▶ Data to process
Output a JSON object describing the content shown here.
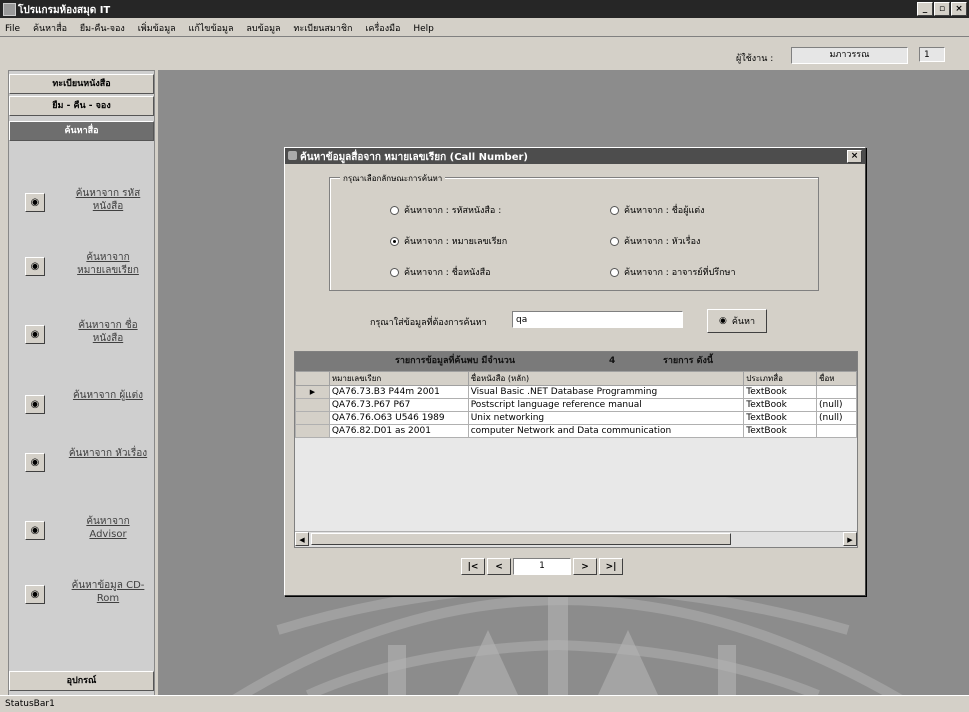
{
  "window": {
    "title": "โปรแกรมห้องสมุด IT",
    "min": "_",
    "max": "▫",
    "close": "×"
  },
  "menu": [
    "File",
    "ค้นหาสื่อ",
    "ยืม-คืน-จอง",
    "เพิ่มข้อมูล",
    "แก้ไขข้อมูล",
    "ลบข้อมูล",
    "ทะเบียนสมาชิก",
    "เครื่องมือ",
    "Help"
  ],
  "user": {
    "label": "ผู้ใช้งาน :",
    "name": "มภาวรรณ",
    "number": "1"
  },
  "sidebar": {
    "tabs": [
      "ทะเบียนหนังสือ",
      "ยืม - คืน - จอง",
      "ค้นหาสื่อ"
    ],
    "items": [
      {
        "icon": "binoculars-icon",
        "label": "ค้นหาจาก รหัสหนังสือ"
      },
      {
        "icon": "binoculars-icon",
        "label": "ค้นหาจาก หมายเลขเรียก"
      },
      {
        "icon": "binoculars-icon",
        "label": "ค้นหาจาก ชื่อหนังสือ"
      },
      {
        "icon": "binoculars-icon",
        "label": "ค้นหาจาก ผู้แต่ง"
      },
      {
        "icon": "binoculars-icon",
        "label": "ค้นหาจาก หัวเรื่อง"
      },
      {
        "icon": "binoculars-icon",
        "label": "ค้นหาจาก Advisor"
      },
      {
        "icon": "binoculars-icon",
        "label": "ค้นหาข้อมูล CD-Rom"
      }
    ],
    "footer": "อุปกรณ์"
  },
  "dialog": {
    "title": "ค้นหาข้อมูลสื่อจาก   หมายเลขเรียก  (Call Number)",
    "close": "×",
    "group_label": "กรุณาเลือกลักษณะการค้นหา",
    "radios": [
      {
        "label": "ค้นหาจาก : รหัสหนังสือ :",
        "checked": false
      },
      {
        "label": "ค้นหาจาก : หมายเลขเรียก",
        "checked": true
      },
      {
        "label": "ค้นหาจาก : ชื่อหนังสือ",
        "checked": false
      },
      {
        "label": "ค้นหาจาก : ชื่อผู้แต่ง",
        "checked": false
      },
      {
        "label": "ค้นหาจาก : หัวเรื่อง",
        "checked": false
      },
      {
        "label": "ค้นหาจาก : อาจารย์ที่ปรึกษา",
        "checked": false
      }
    ],
    "search_prompt": "กรุณาใส่ข้อมูลที่ต้องการค้นหา",
    "search_value": "qa",
    "search_button": "ค้นหา",
    "results_caption": {
      "prefix": "รายการข้อมูลที่ค้นพบ   มีจำนวน",
      "count": "4",
      "suffix": "รายการ  ดังนี้"
    },
    "columns": [
      "หมายเลขเรียก",
      "ชื่อหนังสือ (หลัก)",
      "ประเภทสื่อ",
      "ชื่อห"
    ],
    "rows": [
      {
        "marker": "▶",
        "cells": [
          "QA76.73.B3 P44m 2001",
          "Visual Basic .NET Database Programming",
          "TextBook",
          ""
        ]
      },
      {
        "marker": "",
        "cells": [
          "QA76.73.P67 P67",
          "Postscript language reference manual",
          "TextBook",
          "(null)"
        ]
      },
      {
        "marker": "",
        "cells": [
          "QA76.76.O63 U546  1989",
          "Unix networking",
          "TextBook",
          "(null)"
        ]
      },
      {
        "marker": "",
        "cells": [
          "QA76.82.D01 as 2001",
          "computer Network and Data communication",
          "TextBook",
          ""
        ]
      }
    ],
    "pager": {
      "first": "|<",
      "prev": "<",
      "page": "1",
      "next": ">",
      "last": ">|"
    }
  },
  "statusbar": "StatusBar1"
}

▶ Task goal
Look through the material and copy each line that has "หมายเลขเร".

▶ Result below
        "label": "ค้นหาจาก หมายเลขเรียก"
    "title": "ค้นหาข้อมูลสื่อจาก   หมายเลขเรียก  (Call Number)",
        "label": "ค้นหาจาก : หมายเลขเรียก",
      "หมายเลขเรียก",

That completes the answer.